▶ _EXERCISE_
Could you output every line of the records below unchanged, leaving out the pictures?

▶ _DATA PROVIDED_

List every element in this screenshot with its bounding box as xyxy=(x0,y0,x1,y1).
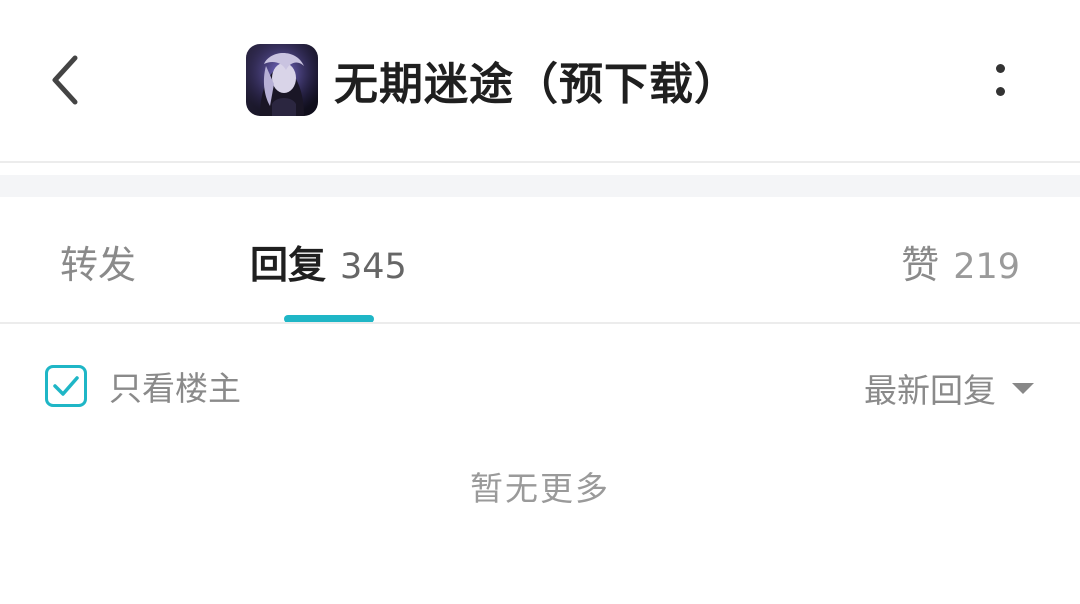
more-button[interactable] xyxy=(972,50,1028,110)
tab-like-count: 219 xyxy=(953,247,1020,287)
page-title: 无期迷途（预下载） xyxy=(334,59,739,110)
caret-down-icon xyxy=(1012,382,1034,394)
tab-like[interactable]: 赞 219 xyxy=(901,234,1020,288)
sort-label: 最新回复 xyxy=(864,371,996,410)
sort-dropdown[interactable]: 最新回复 xyxy=(864,364,1034,412)
game-avatar-icon xyxy=(246,44,318,116)
title-group: 无期迷途（预下载） xyxy=(246,44,739,116)
tab-reply-label: 回复 xyxy=(250,243,327,287)
only-owner-toggle[interactable]: 只看楼主 xyxy=(45,362,241,410)
back-button[interactable] xyxy=(30,45,100,115)
top-bar: 无期迷途（预下载） xyxy=(0,0,1080,163)
tab-reply[interactable]: 回复 345 xyxy=(250,234,407,288)
checkmark-icon xyxy=(53,376,79,396)
tab-reply-count: 345 xyxy=(340,247,407,287)
tab-forward-label: 转发 xyxy=(60,243,137,287)
chevron-left-icon xyxy=(52,55,78,105)
header-divider xyxy=(0,161,1080,163)
reply-page: 无期迷途（预下载） 转发 回复 345 赞 219 只看楼主 最新回复 暂无更多 xyxy=(0,0,1080,604)
empty-state-text: 暂无更多 xyxy=(470,469,610,508)
section-separator xyxy=(0,175,1080,197)
tabs-divider xyxy=(0,322,1080,324)
only-owner-checkbox[interactable] xyxy=(45,365,87,407)
tab-forward[interactable]: 转发 xyxy=(60,234,136,288)
only-owner-label: 只看楼主 xyxy=(109,369,241,408)
more-vertical-icon xyxy=(995,64,1005,73)
filter-row: 只看楼主 最新回复 xyxy=(0,344,1080,424)
tab-like-label: 赞 xyxy=(901,243,940,287)
tab-bar: 转发 回复 345 赞 219 xyxy=(0,198,1080,324)
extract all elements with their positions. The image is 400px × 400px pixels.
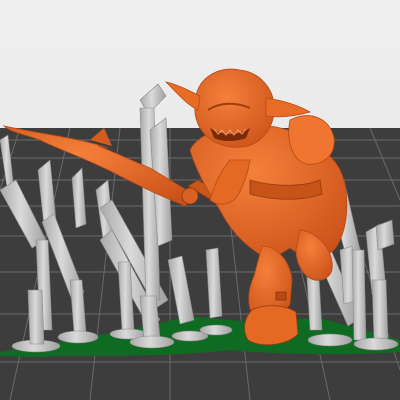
support-foot [199, 324, 233, 336]
support-trunk [351, 249, 367, 341]
sword-guard [181, 187, 199, 205]
support-trunk [27, 289, 45, 345]
support-foot [129, 335, 175, 349]
goblin-boot [244, 305, 299, 346]
boot-buckle [275, 291, 287, 301]
slicer-3d-viewport[interactable] [0, 0, 400, 400]
support-foot [57, 330, 99, 344]
support-foot [307, 333, 353, 347]
support-foot [353, 337, 399, 351]
support-trunk [371, 279, 389, 341]
scene-canvas[interactable] [0, 0, 400, 400]
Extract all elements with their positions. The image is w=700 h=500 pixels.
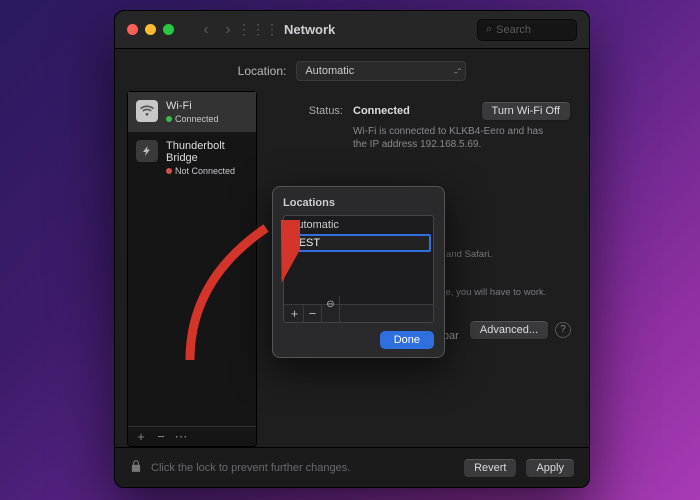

▶ _TASK ANSWER_
List every element in this screenshot with its bounding box as xyxy=(x0,y0,x1,y1).
more-button[interactable] xyxy=(972,50,1028,110)
tab-like-count: 219 xyxy=(953,247,1020,287)
page-title: 无期迷途（预下载） xyxy=(334,59,739,110)
caret-down-icon xyxy=(1012,382,1034,394)
tab-like[interactable]: 赞 219 xyxy=(901,234,1020,288)
sort-label: 最新回复 xyxy=(864,371,996,410)
sort-dropdown[interactable]: 最新回复 xyxy=(864,364,1034,412)
game-avatar-icon xyxy=(246,44,318,116)
title-group: 无期迷途（预下载） xyxy=(246,44,739,116)
tab-reply-label: 回复 xyxy=(250,243,327,287)
only-owner-toggle[interactable]: 只看楼主 xyxy=(45,362,241,410)
back-button[interactable] xyxy=(30,45,100,115)
top-bar: 无期迷途（预下载） xyxy=(0,0,1080,163)
tab-reply[interactable]: 回复 345 xyxy=(250,234,407,288)
checkmark-icon xyxy=(53,376,79,396)
tab-reply-count: 345 xyxy=(340,247,407,287)
tab-forward-label: 转发 xyxy=(60,243,137,287)
chevron-left-icon xyxy=(52,55,78,105)
header-divider xyxy=(0,161,1080,163)
reply-page: 无期迷途（预下载） 转发 回复 345 赞 219 只看楼主 最新回复 暂无更多 xyxy=(0,0,1080,604)
empty-state-text: 暂无更多 xyxy=(470,469,610,508)
section-separator xyxy=(0,175,1080,197)
tabs-divider xyxy=(0,322,1080,324)
only-owner-checkbox[interactable] xyxy=(45,365,87,407)
tab-forward[interactable]: 转发 xyxy=(60,234,136,288)
only-owner-label: 只看楼主 xyxy=(109,369,241,408)
more-vertical-icon xyxy=(995,64,1005,73)
filter-row: 只看楼主 最新回复 xyxy=(0,344,1080,424)
tab-like-label: 赞 xyxy=(901,243,940,287)
tab-bar: 转发 回复 345 赞 219 xyxy=(0,198,1080,324)
extract all elements with their positions. The image is 400px × 400px pixels.
support-foot [199, 324, 233, 336]
support-trunk [351, 249, 367, 341]
sword-guard [181, 187, 199, 205]
support-trunk [27, 289, 45, 345]
support-foot [129, 335, 175, 349]
goblin-boot [244, 305, 299, 346]
boot-buckle [275, 291, 287, 301]
slicer-3d-viewport[interactable] [0, 0, 400, 400]
support-foot [57, 330, 99, 344]
support-foot [307, 333, 353, 347]
support-foot [353, 337, 399, 351]
support-trunk [371, 279, 389, 341]
scene-canvas[interactable] [0, 0, 400, 400]
Extract all elements with their positions. The image is w=700 h=500 pixels.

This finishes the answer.